[Data records]
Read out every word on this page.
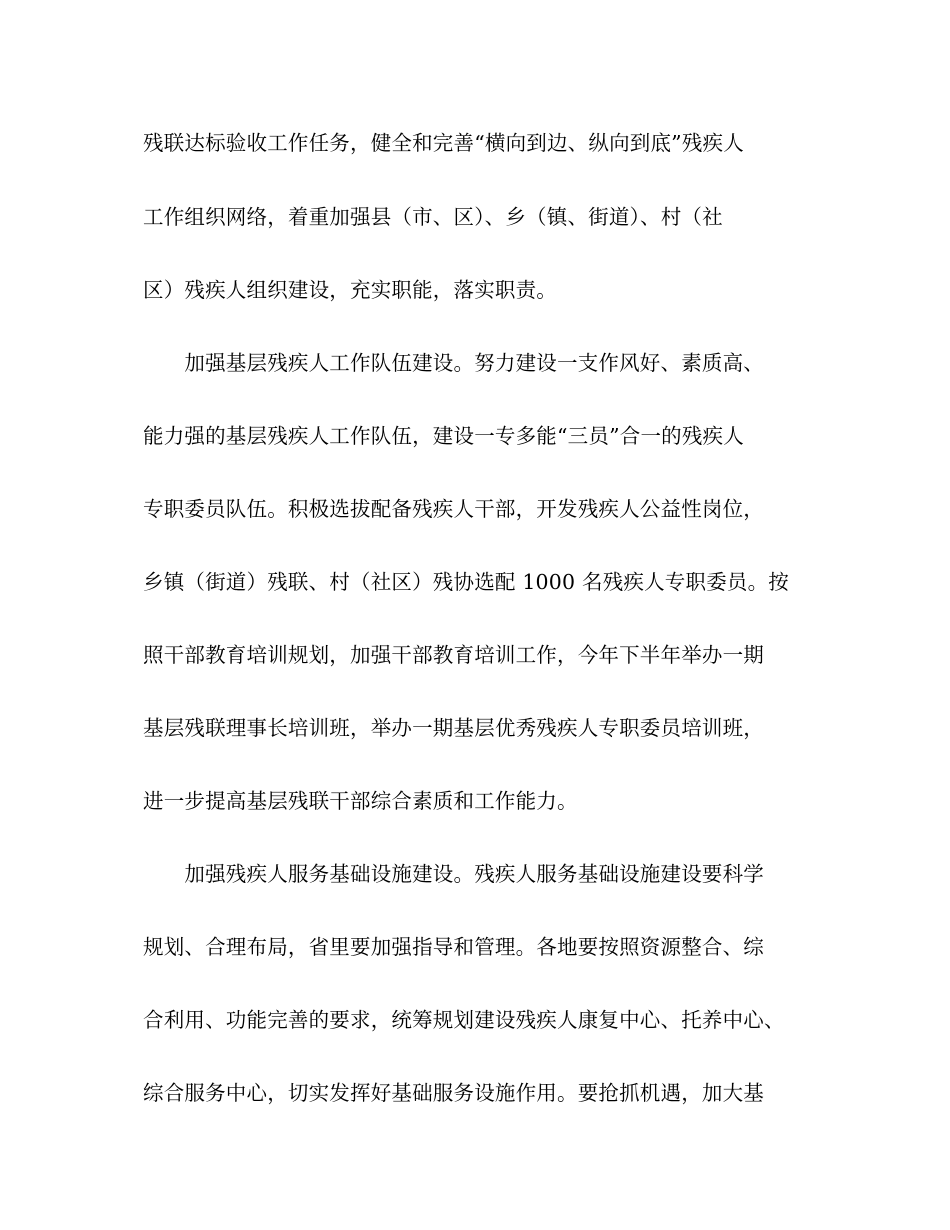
残联达标验收工作任务，健全和完善“横向到边、纵向到底”残疾人
工作组织网络，着重加强县（市、区）、乡（镇、街道）、村（社
区）残疾人组织建设，充实职能，落实职责。
　　加强基层残疾人工作队伍建设。努力建设一支作风好、素质高、
能力强的基层残疾人工作队伍，建设一专多能“三员”合一的残疾人
专职委员队伍。积极选拔配备残疾人干部，开发残疾人公益性岗位，
乡镇（街道）残联、村（社区）残协选配 1000 名残疾人专职委员。按
照干部教育培训规划，加强干部教育培训工作，今年下半年举办一期
基层残联理事长培训班，举办一期基层优秀残疾人专职委员培训班，
进一步提高基层残联干部综合素质和工作能力。
　　加强残疾人服务基础设施建设。残疾人服务基础设施建设要科学
规划、合理布局，省里要加强指导和管理。各地要按照资源整合、综
合利用、功能完善的要求，统筹规划建设残疾人康复中心、托养中心、
综合服务中心，切实发挥好基础服务设施作用。要抢抓机遇，加大基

* TO BE DONE *
Copy the material exactly. Do not include the pictures.

* EXERCISE OUTPUT *
Read out every word on this page.
残联达标验收工作任务，健全和完善“横向到边、纵向到底”残疾人
工作组织网络，着重加强县（市、区）、乡（镇、街道）、村（社
区）残疾人组织建设，充实职能，落实职责。
　　加强基层残疾人工作队伍建设。努力建设一支作风好、素质高、
能力强的基层残疾人工作队伍，建设一专多能“三员”合一的残疾人
专职委员队伍。积极选拔配备残疾人干部，开发残疾人公益性岗位，
乡镇（街道）残联、村（社区）残协选配 1000 名残疾人专职委员。按
照干部教育培训规划，加强干部教育培训工作，今年下半年举办一期
基层残联理事长培训班，举办一期基层优秀残疾人专职委员培训班，
进一步提高基层残联干部综合素质和工作能力。
　　加强残疾人服务基础设施建设。残疾人服务基础设施建设要科学
规划、合理布局，省里要加强指导和管理。各地要按照资源整合、综
合利用、功能完善的要求，统筹规划建设残疾人康复中心、托养中心、
综合服务中心，切实发挥好基础服务设施作用。要抢抓机遇，加大基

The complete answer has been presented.